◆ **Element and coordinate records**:
——————————
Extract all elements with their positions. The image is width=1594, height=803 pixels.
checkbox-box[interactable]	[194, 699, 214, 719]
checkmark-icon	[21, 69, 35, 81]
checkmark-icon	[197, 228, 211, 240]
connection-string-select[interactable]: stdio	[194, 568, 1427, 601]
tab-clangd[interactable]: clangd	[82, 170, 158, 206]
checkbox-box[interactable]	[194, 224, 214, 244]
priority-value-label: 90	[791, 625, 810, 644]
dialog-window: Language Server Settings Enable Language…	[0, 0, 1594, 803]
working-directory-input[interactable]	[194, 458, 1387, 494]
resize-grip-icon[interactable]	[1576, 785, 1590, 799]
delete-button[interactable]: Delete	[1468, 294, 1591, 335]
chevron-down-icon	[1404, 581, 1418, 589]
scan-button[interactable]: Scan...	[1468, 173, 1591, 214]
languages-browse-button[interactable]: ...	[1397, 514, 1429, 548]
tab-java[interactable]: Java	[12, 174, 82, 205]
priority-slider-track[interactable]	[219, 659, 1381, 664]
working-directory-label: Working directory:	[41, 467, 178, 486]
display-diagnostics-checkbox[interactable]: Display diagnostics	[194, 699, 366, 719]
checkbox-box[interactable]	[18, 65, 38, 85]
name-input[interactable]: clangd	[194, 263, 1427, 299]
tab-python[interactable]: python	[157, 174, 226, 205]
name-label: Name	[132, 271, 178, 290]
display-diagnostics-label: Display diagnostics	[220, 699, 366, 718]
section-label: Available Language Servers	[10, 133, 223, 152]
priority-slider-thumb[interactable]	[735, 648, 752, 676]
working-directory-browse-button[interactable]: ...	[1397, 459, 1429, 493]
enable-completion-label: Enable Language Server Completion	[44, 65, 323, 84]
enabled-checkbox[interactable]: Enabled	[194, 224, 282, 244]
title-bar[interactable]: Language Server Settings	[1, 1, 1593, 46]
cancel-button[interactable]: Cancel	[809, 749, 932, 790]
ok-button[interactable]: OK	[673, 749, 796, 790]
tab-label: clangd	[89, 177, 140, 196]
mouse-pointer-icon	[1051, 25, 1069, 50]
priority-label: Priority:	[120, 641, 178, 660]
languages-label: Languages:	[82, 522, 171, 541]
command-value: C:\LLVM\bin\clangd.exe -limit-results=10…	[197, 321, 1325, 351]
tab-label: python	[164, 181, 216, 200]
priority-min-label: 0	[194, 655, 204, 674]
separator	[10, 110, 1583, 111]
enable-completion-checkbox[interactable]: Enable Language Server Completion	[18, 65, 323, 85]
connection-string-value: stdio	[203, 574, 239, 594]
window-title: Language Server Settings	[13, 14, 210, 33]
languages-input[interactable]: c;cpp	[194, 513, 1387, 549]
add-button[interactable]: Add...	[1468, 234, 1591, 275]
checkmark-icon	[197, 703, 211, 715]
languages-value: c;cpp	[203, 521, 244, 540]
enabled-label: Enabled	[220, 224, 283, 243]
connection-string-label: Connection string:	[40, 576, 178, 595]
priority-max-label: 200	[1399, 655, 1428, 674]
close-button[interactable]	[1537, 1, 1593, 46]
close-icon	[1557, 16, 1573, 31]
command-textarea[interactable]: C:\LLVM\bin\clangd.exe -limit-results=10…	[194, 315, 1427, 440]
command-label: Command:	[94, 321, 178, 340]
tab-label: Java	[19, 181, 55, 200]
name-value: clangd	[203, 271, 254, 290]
——————————
◆ **What is needed**: Reproduce every line of the material above, unchanged.

◆ **Exercise output**:
Extract all elements with their positions. The image is width=1594, height=803 pixels.
checkbox-box[interactable]	[194, 699, 214, 719]
checkmark-icon	[21, 69, 35, 81]
checkmark-icon	[197, 228, 211, 240]
connection-string-select[interactable]: stdio	[194, 568, 1427, 601]
tab-clangd[interactable]: clangd	[82, 170, 158, 206]
checkbox-box[interactable]	[194, 224, 214, 244]
priority-value-label: 90	[791, 625, 810, 644]
dialog-window: Language Server Settings Enable Language…	[0, 0, 1594, 803]
working-directory-input[interactable]	[194, 458, 1387, 494]
resize-grip-icon[interactable]	[1576, 785, 1590, 799]
delete-button[interactable]: Delete	[1468, 294, 1591, 335]
chevron-down-icon	[1404, 581, 1418, 589]
scan-button[interactable]: Scan...	[1468, 173, 1591, 214]
languages-browse-button[interactable]: ...	[1397, 514, 1429, 548]
tab-java[interactable]: Java	[12, 174, 82, 205]
priority-slider-track[interactable]	[219, 659, 1381, 664]
working-directory-label: Working directory:	[41, 467, 178, 486]
display-diagnostics-checkbox[interactable]: Display diagnostics	[194, 699, 366, 719]
checkbox-box[interactable]	[18, 65, 38, 85]
name-input[interactable]: clangd	[194, 263, 1427, 299]
tab-python[interactable]: python	[157, 174, 226, 205]
name-label: Name	[132, 271, 178, 290]
display-diagnostics-label: Display diagnostics	[220, 699, 366, 718]
section-label: Available Language Servers	[10, 133, 223, 152]
priority-slider-thumb[interactable]	[735, 648, 752, 676]
working-directory-browse-button[interactable]: ...	[1397, 459, 1429, 493]
enable-completion-label: Enable Language Server Completion	[44, 65, 323, 84]
enabled-checkbox[interactable]: Enabled	[194, 224, 282, 244]
title-bar[interactable]: Language Server Settings	[1, 1, 1593, 46]
cancel-button[interactable]: Cancel	[809, 749, 932, 790]
ok-button[interactable]: OK	[673, 749, 796, 790]
tab-label: clangd	[89, 177, 140, 196]
mouse-pointer-icon	[1051, 25, 1069, 50]
priority-label: Priority:	[120, 641, 178, 660]
languages-label: Languages:	[82, 522, 171, 541]
command-value: C:\LLVM\bin\clangd.exe -limit-results=10…	[197, 321, 1325, 351]
tab-label: python	[164, 181, 216, 200]
priority-min-label: 0	[194, 655, 204, 674]
separator	[10, 110, 1583, 111]
enable-completion-checkbox[interactable]: Enable Language Server Completion	[18, 65, 323, 85]
connection-string-value: stdio	[203, 574, 239, 594]
window-title: Language Server Settings	[13, 14, 210, 33]
languages-input[interactable]: c;cpp	[194, 513, 1387, 549]
add-button[interactable]: Add...	[1468, 234, 1591, 275]
checkmark-icon	[197, 703, 211, 715]
languages-value: c;cpp	[203, 521, 244, 540]
enabled-label: Enabled	[220, 224, 283, 243]
connection-string-label: Connection string:	[40, 576, 178, 595]
priority-max-label: 200	[1399, 655, 1428, 674]
close-button[interactable]	[1537, 1, 1593, 46]
close-icon	[1557, 16, 1573, 31]
command-textarea[interactable]: C:\LLVM\bin\clangd.exe -limit-results=10…	[194, 315, 1427, 440]
command-label: Command:	[94, 321, 178, 340]
tab-label: Java	[19, 181, 55, 200]
name-value: clangd	[203, 271, 254, 290]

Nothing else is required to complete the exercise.